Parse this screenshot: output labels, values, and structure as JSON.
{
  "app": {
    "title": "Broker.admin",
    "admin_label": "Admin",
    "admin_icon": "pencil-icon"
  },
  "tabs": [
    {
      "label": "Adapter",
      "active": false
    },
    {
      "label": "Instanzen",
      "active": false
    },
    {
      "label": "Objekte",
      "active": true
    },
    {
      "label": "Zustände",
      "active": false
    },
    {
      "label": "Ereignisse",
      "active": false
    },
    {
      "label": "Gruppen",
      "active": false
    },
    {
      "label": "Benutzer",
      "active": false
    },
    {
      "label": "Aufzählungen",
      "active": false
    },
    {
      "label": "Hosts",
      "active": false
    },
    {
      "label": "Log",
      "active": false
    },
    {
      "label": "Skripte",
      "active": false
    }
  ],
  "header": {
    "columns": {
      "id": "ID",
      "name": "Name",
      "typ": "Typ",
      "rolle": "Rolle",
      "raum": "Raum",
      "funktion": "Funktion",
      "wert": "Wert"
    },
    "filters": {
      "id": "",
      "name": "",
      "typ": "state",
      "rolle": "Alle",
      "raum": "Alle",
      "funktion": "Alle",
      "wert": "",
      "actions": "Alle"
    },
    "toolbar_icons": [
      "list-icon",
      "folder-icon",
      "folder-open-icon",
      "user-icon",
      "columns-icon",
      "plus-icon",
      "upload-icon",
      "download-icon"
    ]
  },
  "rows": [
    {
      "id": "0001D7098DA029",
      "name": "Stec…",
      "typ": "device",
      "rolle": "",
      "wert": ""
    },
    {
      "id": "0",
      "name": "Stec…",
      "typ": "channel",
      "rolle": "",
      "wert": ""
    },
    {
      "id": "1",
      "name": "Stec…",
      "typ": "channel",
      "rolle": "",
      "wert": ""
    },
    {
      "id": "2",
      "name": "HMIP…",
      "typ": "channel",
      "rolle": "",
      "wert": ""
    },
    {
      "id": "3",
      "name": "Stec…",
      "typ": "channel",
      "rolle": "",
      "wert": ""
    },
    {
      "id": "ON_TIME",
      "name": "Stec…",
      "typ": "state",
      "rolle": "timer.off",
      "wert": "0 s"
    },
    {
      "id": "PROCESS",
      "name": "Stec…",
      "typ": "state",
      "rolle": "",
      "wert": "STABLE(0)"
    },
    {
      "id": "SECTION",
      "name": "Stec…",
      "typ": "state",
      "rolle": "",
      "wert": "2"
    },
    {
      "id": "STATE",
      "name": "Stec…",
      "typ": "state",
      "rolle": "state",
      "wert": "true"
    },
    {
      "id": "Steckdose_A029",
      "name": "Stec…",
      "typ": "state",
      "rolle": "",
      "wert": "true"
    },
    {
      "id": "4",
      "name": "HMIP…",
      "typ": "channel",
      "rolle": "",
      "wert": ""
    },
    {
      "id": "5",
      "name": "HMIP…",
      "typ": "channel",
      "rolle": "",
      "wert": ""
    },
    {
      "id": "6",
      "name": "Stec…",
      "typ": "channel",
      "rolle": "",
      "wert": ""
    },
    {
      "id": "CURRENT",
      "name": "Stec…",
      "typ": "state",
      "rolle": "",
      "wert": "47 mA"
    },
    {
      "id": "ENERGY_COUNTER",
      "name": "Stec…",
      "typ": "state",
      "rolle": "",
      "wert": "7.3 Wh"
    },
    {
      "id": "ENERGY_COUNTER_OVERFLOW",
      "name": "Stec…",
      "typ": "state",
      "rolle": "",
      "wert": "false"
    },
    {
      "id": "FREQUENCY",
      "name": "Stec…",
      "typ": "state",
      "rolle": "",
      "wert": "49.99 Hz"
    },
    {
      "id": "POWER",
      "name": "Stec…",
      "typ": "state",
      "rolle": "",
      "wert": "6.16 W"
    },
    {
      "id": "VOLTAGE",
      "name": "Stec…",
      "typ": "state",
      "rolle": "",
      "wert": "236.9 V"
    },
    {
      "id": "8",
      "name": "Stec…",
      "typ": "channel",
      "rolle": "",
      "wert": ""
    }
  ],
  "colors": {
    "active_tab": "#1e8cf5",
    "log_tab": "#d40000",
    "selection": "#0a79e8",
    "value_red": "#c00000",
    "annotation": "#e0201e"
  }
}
----
- The problem
Transcribe all of the material exactly. Omit nothing.

- Task solution
Parse this screenshot: output labels, values, and structure as JSON.
{
  "app": {
    "title": "Broker.admin",
    "admin_label": "Admin",
    "admin_icon": "pencil-icon"
  },
  "tabs": [
    {
      "label": "Adapter",
      "active": false
    },
    {
      "label": "Instanzen",
      "active": false
    },
    {
      "label": "Objekte",
      "active": true
    },
    {
      "label": "Zustände",
      "active": false
    },
    {
      "label": "Ereignisse",
      "active": false
    },
    {
      "label": "Gruppen",
      "active": false
    },
    {
      "label": "Benutzer",
      "active": false
    },
    {
      "label": "Aufzählungen",
      "active": false
    },
    {
      "label": "Hosts",
      "active": false
    },
    {
      "label": "Log",
      "active": false
    },
    {
      "label": "Skripte",
      "active": false
    }
  ],
  "header": {
    "columns": {
      "id": "ID",
      "name": "Name",
      "typ": "Typ",
      "rolle": "Rolle",
      "raum": "Raum",
      "funktion": "Funktion",
      "wert": "Wert"
    },
    "filters": {
      "id": "",
      "name": "",
      "typ": "state",
      "rolle": "Alle",
      "raum": "Alle",
      "funktion": "Alle",
      "wert": "",
      "actions": "Alle"
    },
    "toolbar_icons": [
      "list-icon",
      "folder-icon",
      "folder-open-icon",
      "user-icon",
      "columns-icon",
      "plus-icon",
      "upload-icon",
      "download-icon"
    ]
  },
  "rows": [
    {
      "id": "0001D7098DA029",
      "name": "Stec…",
      "typ": "device",
      "rolle": "",
      "wert": ""
    },
    {
      "id": "0",
      "name": "Stec…",
      "typ": "channel",
      "rolle": "",
      "wert": ""
    },
    {
      "id": "1",
      "name": "Stec…",
      "typ": "channel",
      "rolle": "",
      "wert": ""
    },
    {
      "id": "2",
      "name": "HMIP…",
      "typ": "channel",
      "rolle": "",
      "wert": ""
    },
    {
      "id": "3",
      "name": "Stec…",
      "typ": "channel",
      "rolle": "",
      "wert": ""
    },
    {
      "id": "ON_TIME",
      "name": "Stec…",
      "typ": "state",
      "rolle": "timer.off",
      "wert": "0 s"
    },
    {
      "id": "PROCESS",
      "name": "Stec…",
      "typ": "state",
      "rolle": "",
      "wert": "STABLE(0)"
    },
    {
      "id": "SECTION",
      "name": "Stec…",
      "typ": "state",
      "rolle": "",
      "wert": "2"
    },
    {
      "id": "STATE",
      "name": "Stec…",
      "typ": "state",
      "rolle": "state",
      "wert": "true"
    },
    {
      "id": "Steckdose_A029",
      "name": "Stec…",
      "typ": "state",
      "rolle": "",
      "wert": "true"
    },
    {
      "id": "4",
      "name": "HMIP…",
      "typ": "channel",
      "rolle": "",
      "wert": ""
    },
    {
      "id": "5",
      "name": "HMIP…",
      "typ": "channel",
      "rolle": "",
      "wert": ""
    },
    {
      "id": "6",
      "name": "Stec…",
      "typ": "channel",
      "rolle": "",
      "wert": ""
    },
    {
      "id": "CURRENT",
      "name": "Stec…",
      "typ": "state",
      "rolle": "",
      "wert": "47 mA"
    },
    {
      "id": "ENERGY_COUNTER",
      "name": "Stec…",
      "typ": "state",
      "rolle": "",
      "wert": "7.3 Wh"
    },
    {
      "id": "ENERGY_COUNTER_OVERFLOW",
      "name": "Stec…",
      "typ": "state",
      "rolle": "",
      "wert": "false"
    },
    {
      "id": "FREQUENCY",
      "name": "Stec…",
      "typ": "state",
      "rolle": "",
      "wert": "49.99 Hz"
    },
    {
      "id": "POWER",
      "name": "Stec…",
      "typ": "state",
      "rolle": "",
      "wert": "6.16 W"
    },
    {
      "id": "VOLTAGE",
      "name": "Stec…",
      "typ": "state",
      "rolle": "",
      "wert": "236.9 V"
    },
    {
      "id": "8",
      "name": "Stec…",
      "typ": "channel",
      "rolle": "",
      "wert": ""
    }
  ],
  "colors": {
    "active_tab": "#1e8cf5",
    "log_tab": "#d40000",
    "selection": "#0a79e8",
    "value_red": "#c00000",
    "annotation": "#e0201e"
  }
}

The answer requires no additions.